• TASK GOAL:
Keep only the lines of the listing that include the word "aktivní", and copy them.

• EXTRACTED DATA:
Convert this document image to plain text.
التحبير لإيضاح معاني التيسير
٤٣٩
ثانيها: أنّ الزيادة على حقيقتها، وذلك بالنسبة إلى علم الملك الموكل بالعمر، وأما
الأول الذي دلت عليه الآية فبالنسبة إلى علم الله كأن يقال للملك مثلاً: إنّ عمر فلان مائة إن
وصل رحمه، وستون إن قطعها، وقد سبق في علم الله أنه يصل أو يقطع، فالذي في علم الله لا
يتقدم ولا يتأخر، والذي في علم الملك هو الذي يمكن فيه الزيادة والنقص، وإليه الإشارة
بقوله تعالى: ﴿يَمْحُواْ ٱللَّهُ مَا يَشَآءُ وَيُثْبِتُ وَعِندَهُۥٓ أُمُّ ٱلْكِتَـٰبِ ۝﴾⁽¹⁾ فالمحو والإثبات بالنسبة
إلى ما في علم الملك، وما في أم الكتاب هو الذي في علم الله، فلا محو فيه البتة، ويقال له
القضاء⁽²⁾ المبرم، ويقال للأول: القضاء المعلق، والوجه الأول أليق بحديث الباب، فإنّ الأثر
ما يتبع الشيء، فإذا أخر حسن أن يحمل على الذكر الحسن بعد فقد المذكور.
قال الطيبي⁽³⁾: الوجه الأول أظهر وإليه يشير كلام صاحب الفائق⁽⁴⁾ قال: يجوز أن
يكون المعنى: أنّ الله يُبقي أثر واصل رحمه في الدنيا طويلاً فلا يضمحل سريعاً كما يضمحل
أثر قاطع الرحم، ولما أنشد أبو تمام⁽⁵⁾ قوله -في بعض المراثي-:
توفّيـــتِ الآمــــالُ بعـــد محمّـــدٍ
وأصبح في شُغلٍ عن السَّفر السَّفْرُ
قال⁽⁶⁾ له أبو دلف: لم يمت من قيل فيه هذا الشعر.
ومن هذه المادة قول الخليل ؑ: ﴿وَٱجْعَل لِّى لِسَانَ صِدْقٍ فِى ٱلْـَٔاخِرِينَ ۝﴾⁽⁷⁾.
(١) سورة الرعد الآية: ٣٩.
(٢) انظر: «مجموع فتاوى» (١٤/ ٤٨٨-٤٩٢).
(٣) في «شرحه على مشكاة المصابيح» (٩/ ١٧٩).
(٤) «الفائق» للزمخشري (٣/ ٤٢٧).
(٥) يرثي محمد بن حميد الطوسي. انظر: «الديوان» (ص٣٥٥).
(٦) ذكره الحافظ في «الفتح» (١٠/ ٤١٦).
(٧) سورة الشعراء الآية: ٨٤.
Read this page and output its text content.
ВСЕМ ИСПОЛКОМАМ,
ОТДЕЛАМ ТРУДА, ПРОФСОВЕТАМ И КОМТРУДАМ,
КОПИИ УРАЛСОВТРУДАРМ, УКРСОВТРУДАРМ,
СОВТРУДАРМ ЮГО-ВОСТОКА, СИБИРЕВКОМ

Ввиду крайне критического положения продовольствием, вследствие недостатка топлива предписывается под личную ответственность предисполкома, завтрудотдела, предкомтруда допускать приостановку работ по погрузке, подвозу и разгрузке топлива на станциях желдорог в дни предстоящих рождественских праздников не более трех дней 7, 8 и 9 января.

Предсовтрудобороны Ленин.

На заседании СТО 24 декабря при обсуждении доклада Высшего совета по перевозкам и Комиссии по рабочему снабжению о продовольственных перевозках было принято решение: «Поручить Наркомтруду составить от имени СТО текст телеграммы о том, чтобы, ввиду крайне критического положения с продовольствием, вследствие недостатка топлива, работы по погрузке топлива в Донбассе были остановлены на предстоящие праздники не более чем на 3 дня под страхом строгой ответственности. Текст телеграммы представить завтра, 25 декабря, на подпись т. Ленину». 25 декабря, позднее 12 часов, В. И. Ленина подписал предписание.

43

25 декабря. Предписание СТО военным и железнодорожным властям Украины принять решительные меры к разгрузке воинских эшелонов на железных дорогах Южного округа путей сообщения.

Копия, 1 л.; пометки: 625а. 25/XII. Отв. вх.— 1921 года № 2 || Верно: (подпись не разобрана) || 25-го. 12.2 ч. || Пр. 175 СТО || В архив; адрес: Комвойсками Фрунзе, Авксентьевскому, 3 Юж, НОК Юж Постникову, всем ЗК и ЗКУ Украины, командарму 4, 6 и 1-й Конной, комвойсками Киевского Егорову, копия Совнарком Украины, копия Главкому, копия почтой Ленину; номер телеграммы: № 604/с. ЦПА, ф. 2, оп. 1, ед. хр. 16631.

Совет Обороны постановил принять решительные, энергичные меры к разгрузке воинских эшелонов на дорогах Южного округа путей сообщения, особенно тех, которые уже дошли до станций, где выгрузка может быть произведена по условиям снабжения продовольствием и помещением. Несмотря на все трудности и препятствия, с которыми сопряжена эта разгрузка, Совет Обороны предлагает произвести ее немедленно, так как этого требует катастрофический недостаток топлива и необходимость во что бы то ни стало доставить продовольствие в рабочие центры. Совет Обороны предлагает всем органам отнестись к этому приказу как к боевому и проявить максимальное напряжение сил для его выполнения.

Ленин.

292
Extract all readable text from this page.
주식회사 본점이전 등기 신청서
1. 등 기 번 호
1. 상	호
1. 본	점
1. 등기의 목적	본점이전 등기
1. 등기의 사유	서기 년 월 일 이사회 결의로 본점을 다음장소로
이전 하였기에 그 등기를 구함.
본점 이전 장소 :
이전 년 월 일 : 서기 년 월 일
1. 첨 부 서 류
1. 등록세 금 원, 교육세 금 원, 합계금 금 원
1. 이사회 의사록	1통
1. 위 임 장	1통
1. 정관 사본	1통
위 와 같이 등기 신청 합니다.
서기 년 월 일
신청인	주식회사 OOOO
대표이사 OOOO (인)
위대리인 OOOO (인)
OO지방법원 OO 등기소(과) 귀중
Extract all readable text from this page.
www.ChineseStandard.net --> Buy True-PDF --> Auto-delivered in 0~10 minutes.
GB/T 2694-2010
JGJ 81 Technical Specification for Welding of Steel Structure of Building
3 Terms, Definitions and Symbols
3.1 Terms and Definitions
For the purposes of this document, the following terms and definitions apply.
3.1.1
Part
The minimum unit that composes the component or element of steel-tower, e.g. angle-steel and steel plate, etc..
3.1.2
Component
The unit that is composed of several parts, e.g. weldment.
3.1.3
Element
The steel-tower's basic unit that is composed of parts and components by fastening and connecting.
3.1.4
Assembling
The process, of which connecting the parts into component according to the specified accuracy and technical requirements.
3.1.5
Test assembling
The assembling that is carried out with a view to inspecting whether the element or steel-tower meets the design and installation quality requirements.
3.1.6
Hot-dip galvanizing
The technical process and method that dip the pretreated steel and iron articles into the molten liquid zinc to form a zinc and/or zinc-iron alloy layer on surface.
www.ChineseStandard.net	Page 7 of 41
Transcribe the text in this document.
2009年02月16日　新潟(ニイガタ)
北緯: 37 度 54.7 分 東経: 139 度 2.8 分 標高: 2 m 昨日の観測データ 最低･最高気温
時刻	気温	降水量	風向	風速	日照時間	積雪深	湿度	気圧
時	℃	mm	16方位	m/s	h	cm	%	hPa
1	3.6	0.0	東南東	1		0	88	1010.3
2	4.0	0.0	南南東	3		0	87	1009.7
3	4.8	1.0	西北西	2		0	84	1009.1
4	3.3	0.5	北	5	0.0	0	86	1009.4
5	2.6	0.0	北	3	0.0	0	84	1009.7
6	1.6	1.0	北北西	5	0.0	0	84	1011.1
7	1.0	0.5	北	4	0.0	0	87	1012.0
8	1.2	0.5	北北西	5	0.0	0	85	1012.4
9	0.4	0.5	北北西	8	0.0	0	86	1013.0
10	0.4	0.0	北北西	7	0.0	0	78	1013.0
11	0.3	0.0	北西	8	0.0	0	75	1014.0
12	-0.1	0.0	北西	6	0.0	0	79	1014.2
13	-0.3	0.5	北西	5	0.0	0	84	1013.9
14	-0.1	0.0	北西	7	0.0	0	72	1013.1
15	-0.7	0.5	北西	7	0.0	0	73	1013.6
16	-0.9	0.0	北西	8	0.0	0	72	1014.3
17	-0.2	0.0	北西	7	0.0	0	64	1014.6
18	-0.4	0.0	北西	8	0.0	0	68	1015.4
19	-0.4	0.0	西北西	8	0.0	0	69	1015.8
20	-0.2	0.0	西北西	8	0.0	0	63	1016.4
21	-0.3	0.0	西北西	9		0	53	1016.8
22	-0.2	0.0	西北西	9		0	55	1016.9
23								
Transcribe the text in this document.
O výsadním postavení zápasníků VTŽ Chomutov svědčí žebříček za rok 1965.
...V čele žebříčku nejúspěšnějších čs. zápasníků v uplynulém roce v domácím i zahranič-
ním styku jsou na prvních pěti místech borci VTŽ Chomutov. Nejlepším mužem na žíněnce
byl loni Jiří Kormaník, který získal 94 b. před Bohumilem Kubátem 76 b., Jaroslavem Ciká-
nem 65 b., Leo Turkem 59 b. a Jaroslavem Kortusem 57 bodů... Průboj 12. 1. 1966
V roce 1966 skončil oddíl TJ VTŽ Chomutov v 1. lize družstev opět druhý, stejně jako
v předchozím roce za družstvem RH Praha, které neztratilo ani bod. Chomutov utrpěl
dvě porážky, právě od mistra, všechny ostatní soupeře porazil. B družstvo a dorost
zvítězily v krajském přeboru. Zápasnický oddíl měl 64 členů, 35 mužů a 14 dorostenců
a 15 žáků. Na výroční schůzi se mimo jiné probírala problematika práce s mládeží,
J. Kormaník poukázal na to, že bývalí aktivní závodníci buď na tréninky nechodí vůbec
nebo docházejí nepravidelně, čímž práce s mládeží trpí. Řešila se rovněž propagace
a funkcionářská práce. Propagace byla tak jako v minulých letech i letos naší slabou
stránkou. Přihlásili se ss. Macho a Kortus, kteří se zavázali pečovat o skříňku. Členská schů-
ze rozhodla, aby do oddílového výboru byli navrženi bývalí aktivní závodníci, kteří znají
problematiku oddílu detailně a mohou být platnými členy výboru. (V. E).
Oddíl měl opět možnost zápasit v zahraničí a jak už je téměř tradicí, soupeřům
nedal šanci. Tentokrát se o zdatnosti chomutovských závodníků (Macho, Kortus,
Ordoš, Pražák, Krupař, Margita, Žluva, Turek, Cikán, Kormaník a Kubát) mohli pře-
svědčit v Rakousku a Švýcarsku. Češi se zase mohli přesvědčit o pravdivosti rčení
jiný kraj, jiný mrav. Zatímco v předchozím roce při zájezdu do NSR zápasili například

• FINISHED ANSWER:
J. Kormaník poukázal na to, že bývalí aktivní závodníci buď na tréninky nechodí vůbec
ze rozhodla, aby do oddílového výboru byli navrženi bývalí aktivní závodníci, kteří znají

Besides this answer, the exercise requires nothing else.